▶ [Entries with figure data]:

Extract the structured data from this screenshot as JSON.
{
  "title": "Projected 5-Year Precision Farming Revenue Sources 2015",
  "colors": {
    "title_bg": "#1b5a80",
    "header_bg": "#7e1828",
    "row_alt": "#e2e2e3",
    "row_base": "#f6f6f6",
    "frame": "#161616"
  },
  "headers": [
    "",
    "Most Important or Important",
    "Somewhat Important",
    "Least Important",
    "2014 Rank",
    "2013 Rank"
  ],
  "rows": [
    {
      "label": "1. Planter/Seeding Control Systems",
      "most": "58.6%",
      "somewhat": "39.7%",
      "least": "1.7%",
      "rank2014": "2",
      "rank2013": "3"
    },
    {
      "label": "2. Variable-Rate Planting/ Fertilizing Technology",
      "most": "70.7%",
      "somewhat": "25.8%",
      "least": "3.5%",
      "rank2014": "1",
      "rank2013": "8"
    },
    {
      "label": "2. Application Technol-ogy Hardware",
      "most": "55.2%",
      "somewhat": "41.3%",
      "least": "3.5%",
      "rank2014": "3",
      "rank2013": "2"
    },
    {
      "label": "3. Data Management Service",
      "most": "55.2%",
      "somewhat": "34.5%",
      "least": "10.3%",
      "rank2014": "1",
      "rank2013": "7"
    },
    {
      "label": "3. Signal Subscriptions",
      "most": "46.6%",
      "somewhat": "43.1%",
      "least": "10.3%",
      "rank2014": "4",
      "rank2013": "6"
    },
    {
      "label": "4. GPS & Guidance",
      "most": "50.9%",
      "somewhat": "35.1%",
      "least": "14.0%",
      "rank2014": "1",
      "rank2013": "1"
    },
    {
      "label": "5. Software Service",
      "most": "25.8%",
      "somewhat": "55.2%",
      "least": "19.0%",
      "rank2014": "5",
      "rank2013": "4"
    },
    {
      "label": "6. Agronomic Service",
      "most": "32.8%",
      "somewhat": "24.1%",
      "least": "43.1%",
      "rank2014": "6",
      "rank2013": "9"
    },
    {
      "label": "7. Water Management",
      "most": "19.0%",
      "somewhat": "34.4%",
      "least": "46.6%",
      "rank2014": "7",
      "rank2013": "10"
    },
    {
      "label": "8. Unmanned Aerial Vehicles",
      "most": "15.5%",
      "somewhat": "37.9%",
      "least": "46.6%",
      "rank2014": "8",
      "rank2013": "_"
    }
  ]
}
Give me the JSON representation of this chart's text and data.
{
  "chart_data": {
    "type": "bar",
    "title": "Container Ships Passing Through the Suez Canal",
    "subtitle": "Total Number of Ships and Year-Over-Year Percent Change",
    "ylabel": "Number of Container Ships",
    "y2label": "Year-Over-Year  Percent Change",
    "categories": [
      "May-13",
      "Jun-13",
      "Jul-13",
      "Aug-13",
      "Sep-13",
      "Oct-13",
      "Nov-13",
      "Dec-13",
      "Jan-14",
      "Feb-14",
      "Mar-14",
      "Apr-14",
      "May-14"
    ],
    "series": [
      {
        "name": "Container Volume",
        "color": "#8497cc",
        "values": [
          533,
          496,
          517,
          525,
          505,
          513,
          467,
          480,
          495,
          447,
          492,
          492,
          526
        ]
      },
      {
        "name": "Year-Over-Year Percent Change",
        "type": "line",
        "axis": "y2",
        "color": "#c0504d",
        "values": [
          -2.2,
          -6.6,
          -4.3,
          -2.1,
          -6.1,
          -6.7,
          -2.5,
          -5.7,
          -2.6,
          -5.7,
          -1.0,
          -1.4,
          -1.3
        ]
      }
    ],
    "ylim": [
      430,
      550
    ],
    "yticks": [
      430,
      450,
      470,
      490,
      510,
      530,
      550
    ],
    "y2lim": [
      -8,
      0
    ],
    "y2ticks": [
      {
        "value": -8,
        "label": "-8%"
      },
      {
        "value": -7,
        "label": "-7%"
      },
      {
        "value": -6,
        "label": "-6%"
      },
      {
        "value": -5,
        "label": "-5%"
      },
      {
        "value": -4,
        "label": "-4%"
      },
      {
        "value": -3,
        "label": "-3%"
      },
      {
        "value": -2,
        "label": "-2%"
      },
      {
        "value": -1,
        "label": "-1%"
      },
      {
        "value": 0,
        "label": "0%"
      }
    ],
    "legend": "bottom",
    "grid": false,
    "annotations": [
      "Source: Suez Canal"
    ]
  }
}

▶ [Task instructions]:
Pull every line containing the word "JSON" out of the material.

▶ [Complete output]:
Extract the structured data from this screenshot as JSON.
Give me the JSON representation of this chart's text and data.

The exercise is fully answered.